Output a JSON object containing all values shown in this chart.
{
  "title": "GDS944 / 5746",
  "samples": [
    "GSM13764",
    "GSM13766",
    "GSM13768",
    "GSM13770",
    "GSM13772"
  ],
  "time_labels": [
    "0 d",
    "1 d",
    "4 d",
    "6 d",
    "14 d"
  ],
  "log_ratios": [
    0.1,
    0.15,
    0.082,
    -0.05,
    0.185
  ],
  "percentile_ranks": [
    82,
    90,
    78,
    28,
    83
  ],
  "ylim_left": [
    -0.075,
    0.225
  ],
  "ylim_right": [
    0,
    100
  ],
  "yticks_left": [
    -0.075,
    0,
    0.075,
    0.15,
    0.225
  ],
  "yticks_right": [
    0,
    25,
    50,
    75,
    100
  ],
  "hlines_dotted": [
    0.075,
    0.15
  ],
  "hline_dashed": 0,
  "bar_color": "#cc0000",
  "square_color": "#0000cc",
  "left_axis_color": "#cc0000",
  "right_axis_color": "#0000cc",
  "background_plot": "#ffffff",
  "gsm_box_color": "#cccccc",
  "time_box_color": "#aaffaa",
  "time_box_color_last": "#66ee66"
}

⁂

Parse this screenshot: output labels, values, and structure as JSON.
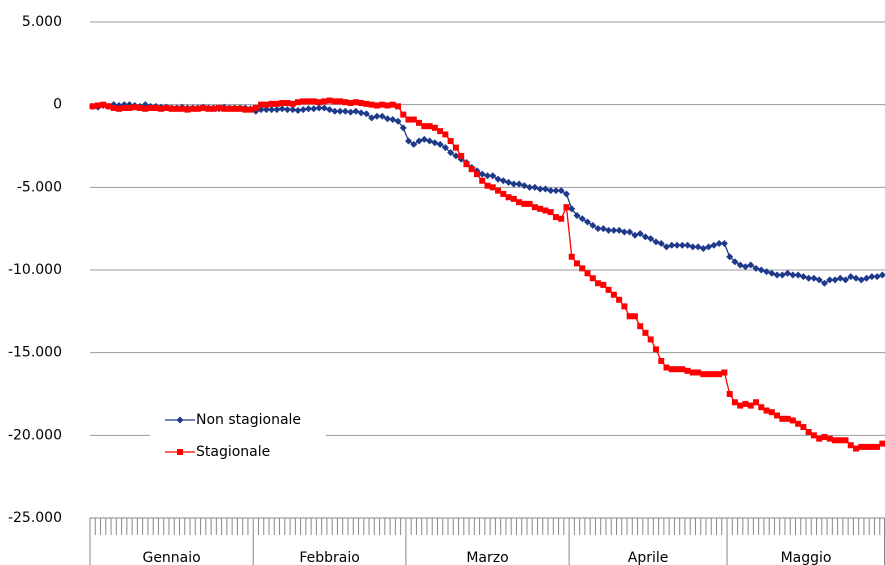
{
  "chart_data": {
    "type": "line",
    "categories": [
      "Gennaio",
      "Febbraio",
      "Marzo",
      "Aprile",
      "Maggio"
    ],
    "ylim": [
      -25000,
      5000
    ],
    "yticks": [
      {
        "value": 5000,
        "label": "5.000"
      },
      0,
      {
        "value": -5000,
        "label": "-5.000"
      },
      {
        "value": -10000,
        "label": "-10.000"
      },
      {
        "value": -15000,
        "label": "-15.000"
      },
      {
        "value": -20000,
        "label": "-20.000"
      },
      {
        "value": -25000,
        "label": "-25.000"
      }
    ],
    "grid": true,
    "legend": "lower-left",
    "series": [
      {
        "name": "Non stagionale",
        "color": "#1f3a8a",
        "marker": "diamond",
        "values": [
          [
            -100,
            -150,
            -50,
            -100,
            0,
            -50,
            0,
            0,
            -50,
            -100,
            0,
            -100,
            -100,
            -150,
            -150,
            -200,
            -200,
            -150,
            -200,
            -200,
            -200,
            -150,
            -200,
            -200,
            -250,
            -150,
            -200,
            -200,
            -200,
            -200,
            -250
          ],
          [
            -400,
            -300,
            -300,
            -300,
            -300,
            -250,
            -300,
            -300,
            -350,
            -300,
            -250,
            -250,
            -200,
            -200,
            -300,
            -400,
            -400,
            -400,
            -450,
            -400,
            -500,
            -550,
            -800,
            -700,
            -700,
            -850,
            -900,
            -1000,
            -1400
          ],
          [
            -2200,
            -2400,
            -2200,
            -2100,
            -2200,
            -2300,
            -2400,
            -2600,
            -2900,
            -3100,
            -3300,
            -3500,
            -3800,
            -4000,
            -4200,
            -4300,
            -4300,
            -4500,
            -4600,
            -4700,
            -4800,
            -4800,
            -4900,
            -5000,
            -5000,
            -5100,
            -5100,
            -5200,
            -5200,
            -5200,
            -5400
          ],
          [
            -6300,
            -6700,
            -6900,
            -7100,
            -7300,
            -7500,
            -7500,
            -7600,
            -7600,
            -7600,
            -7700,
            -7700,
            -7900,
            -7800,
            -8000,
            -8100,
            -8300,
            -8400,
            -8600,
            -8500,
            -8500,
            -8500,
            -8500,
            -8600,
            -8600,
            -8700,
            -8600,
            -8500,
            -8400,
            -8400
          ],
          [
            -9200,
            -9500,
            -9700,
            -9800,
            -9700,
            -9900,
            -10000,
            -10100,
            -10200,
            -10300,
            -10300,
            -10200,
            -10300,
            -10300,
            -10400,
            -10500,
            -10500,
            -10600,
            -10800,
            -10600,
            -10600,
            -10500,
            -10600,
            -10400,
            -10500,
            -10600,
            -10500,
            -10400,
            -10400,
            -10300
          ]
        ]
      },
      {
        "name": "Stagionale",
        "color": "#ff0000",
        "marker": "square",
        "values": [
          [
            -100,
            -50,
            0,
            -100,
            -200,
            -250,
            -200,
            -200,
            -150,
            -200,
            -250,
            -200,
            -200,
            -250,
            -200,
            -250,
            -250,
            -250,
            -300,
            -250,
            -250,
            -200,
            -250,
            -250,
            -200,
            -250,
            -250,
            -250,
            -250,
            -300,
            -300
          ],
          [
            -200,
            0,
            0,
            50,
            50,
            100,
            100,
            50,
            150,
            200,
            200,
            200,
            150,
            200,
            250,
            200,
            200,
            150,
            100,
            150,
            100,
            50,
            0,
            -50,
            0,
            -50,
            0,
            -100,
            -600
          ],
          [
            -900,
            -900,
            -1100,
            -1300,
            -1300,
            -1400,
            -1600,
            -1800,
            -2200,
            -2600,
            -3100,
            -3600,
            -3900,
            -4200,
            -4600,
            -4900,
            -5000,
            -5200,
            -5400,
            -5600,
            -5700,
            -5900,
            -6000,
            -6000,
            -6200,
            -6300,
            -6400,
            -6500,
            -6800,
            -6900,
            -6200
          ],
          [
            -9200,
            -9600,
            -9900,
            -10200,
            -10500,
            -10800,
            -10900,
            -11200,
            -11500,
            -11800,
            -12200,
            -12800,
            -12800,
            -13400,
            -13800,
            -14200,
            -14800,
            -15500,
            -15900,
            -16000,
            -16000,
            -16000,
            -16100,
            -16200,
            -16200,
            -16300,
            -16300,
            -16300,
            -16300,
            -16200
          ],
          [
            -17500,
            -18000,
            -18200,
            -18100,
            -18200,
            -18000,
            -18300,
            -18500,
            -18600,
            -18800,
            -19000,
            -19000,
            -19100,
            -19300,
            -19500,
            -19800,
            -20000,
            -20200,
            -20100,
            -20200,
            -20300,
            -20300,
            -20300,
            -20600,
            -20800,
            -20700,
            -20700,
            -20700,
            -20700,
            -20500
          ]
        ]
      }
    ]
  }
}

⁂

EXERCISE GOAL:
Copy each line of the records that contains the word "values".

RESULT OF THE EXERCISE:
Output a JSON object containing all values shown in this chart.
Parse this screenshot: output labels, values, and structure as JSON.
        "values": [
        "values": [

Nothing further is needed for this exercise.